→ **SHORT PROBLEM A**
Repeat the records exactly, everything from the start of the records down to the line containing "56, 200, 80]", including that line.

→ **DOCUMENT EXTRACT**
The women expected Jesus to be dead.  They expected Jesus to be gone for good.  They expected Jesus’ voice to remain silent forever.  But God has proven once and for all that God will not be limited or contained by human expectations.  No longer would the cross be just another symbol of Roman power, through the resurrection, the cross has been proven to be the symbol and act of God’s power.  Cross and Resurrection – together they are the shining witness and testimony of God’s love for the world, and the pinnacle events of God’s gracious, salvific work for all of creation. 

As Paul reminds us in his letter to the Corinthians, his is the confession of the Christian faith and the confession of all those faithful witnesses who have gone before us, those faithful witnesses who have passed on to us from generation to generation that Jesus died on the cross for the forgiveness of sins and three days later was raised from the dead so that we may have life everlasting. 

And so on this great day, we come together to do more than just celebrate, we come to together to join our voices to the chorus of voices of the great cloud of witnesses in every time and place in the proclamation of the good news of the Gospel, that Jesus Christ died and was raised, that he alone is the crucified and risen Lord of life.  And that is quite a confession to make, a radical confession about what we believe.  The cross and resurrection is the great reminder that Jesus is more than just a historical figure of a bygone era, more than just a great person who did great things, more than just a prophet who spoke about God’s kingdom, but that this Jesus of Nazareth, is the Son of God, and that through his death and resurrection, he is alive here and now, that he truly is the alpha and the omega, the beginning and the end, our Lord and our God.

→ **SHORT PROBLEM B**
Translate this sentence from the passage on the cross and resurrection into Spanish: "And that is quite a confession to make, a radical confession about what we believe."

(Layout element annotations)
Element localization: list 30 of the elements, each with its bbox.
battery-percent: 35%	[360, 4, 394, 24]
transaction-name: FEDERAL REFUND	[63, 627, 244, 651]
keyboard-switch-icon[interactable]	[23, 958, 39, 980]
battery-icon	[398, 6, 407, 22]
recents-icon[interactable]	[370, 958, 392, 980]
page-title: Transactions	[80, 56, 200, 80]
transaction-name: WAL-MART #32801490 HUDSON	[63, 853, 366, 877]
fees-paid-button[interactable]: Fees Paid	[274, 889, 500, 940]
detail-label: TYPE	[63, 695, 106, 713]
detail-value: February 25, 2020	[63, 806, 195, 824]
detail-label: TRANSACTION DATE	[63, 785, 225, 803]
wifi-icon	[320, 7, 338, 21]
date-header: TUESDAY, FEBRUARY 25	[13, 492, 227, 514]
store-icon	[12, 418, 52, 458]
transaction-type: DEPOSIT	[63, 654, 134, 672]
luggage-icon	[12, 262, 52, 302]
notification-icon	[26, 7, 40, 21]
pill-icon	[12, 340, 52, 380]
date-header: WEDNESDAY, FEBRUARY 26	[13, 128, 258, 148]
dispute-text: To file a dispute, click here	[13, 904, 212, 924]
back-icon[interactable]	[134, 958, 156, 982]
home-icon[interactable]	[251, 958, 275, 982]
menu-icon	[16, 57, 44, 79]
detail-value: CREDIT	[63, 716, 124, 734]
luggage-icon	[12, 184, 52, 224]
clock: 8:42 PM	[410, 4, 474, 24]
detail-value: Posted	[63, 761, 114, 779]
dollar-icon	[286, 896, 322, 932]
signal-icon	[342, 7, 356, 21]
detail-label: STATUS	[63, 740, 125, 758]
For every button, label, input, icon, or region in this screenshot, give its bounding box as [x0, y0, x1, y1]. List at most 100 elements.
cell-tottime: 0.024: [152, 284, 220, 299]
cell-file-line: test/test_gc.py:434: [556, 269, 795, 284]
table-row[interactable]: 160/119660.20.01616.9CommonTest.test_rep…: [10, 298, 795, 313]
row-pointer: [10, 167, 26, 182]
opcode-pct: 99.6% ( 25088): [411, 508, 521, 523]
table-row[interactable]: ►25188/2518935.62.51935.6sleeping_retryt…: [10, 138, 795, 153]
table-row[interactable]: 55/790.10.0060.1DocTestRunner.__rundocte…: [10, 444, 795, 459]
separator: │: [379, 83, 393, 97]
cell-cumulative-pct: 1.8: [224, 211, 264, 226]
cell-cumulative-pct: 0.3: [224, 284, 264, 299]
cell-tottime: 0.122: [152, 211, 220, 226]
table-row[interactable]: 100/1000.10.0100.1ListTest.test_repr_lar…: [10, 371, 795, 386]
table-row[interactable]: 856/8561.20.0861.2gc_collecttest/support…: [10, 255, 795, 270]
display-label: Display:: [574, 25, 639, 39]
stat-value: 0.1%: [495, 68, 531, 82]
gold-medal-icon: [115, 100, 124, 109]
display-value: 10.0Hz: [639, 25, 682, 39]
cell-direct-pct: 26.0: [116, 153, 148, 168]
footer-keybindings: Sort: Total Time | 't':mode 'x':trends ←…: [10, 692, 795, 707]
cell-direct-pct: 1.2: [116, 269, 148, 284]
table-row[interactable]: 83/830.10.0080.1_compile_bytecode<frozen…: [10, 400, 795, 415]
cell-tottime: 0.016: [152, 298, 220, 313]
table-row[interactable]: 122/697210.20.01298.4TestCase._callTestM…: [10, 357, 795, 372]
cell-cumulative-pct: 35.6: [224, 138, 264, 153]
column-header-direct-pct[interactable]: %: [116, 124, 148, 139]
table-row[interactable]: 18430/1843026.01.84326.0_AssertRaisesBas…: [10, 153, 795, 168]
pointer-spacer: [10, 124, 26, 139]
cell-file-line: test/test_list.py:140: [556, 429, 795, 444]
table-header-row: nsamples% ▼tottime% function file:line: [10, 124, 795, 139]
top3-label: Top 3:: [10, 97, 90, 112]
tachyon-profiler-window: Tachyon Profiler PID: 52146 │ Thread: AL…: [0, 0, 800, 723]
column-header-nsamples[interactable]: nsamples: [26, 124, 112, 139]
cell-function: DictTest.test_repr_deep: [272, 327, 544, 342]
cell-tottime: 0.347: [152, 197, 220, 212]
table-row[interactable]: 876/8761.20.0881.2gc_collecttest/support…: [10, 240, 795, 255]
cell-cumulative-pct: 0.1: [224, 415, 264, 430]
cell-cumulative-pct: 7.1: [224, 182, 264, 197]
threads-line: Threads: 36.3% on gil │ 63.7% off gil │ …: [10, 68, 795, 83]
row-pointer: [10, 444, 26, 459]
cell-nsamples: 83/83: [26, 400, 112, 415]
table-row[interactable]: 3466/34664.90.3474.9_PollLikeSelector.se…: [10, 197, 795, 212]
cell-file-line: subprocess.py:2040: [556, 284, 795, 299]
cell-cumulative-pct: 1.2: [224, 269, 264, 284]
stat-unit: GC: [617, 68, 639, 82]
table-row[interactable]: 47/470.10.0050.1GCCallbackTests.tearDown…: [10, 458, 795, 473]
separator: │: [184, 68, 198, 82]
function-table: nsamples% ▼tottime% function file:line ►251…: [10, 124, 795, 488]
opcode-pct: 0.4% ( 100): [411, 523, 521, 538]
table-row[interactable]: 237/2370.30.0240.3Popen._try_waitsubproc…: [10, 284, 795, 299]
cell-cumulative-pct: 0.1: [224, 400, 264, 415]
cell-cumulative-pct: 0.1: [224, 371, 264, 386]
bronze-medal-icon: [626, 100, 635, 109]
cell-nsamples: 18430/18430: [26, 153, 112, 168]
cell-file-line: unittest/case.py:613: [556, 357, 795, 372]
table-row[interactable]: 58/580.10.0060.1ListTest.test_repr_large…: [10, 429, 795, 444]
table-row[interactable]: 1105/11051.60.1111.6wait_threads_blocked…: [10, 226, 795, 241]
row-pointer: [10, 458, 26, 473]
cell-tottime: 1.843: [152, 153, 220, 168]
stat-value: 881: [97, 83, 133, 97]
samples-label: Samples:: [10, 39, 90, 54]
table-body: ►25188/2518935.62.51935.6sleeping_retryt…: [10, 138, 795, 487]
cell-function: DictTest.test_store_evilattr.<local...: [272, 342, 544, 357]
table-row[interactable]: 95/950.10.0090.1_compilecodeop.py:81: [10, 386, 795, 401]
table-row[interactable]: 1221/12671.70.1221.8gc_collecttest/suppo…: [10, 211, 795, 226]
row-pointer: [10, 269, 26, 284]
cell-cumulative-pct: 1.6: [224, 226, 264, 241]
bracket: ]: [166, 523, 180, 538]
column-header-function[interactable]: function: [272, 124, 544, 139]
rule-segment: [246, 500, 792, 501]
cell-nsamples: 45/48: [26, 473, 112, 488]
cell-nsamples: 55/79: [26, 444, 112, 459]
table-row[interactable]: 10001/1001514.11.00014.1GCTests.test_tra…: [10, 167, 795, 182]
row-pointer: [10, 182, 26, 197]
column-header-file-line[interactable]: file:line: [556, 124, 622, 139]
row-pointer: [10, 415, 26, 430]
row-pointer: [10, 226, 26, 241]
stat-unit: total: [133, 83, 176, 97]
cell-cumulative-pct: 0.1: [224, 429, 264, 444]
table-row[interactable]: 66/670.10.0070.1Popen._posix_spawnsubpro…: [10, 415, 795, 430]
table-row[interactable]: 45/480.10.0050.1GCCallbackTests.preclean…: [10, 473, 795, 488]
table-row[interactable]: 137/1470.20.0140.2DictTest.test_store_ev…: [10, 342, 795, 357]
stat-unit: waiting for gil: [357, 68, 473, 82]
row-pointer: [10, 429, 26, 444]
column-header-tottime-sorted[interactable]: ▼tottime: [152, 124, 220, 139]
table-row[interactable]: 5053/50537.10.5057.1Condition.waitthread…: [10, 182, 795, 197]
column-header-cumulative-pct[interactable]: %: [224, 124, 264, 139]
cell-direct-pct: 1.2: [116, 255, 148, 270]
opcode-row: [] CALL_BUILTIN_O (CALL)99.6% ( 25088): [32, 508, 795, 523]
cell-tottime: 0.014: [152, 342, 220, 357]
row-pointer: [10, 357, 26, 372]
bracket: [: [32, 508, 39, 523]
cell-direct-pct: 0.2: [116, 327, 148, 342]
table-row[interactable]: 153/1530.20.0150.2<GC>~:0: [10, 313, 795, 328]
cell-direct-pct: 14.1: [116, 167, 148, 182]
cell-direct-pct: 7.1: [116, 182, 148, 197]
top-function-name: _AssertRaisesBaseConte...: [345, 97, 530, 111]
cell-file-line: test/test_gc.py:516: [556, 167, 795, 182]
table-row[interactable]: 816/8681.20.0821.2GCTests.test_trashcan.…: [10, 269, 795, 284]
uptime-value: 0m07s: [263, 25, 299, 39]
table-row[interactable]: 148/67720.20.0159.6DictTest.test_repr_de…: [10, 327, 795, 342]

→ **FULL SOLUTION A**
Element localization: list 30 of the elements, each with its bbox.
battery-percent: 35%	[360, 4, 394, 24]
transaction-name: FEDERAL REFUND	[63, 627, 244, 651]
keyboard-switch-icon[interactable]	[23, 958, 39, 980]
battery-icon	[398, 6, 407, 22]
recents-icon[interactable]	[370, 958, 392, 980]
page-title: Transactions	[80, 56, 200, 80]

→ **FULL SOLUTION B**
Y esa es toda una confesión, una confesión radical sobre lo que creemos.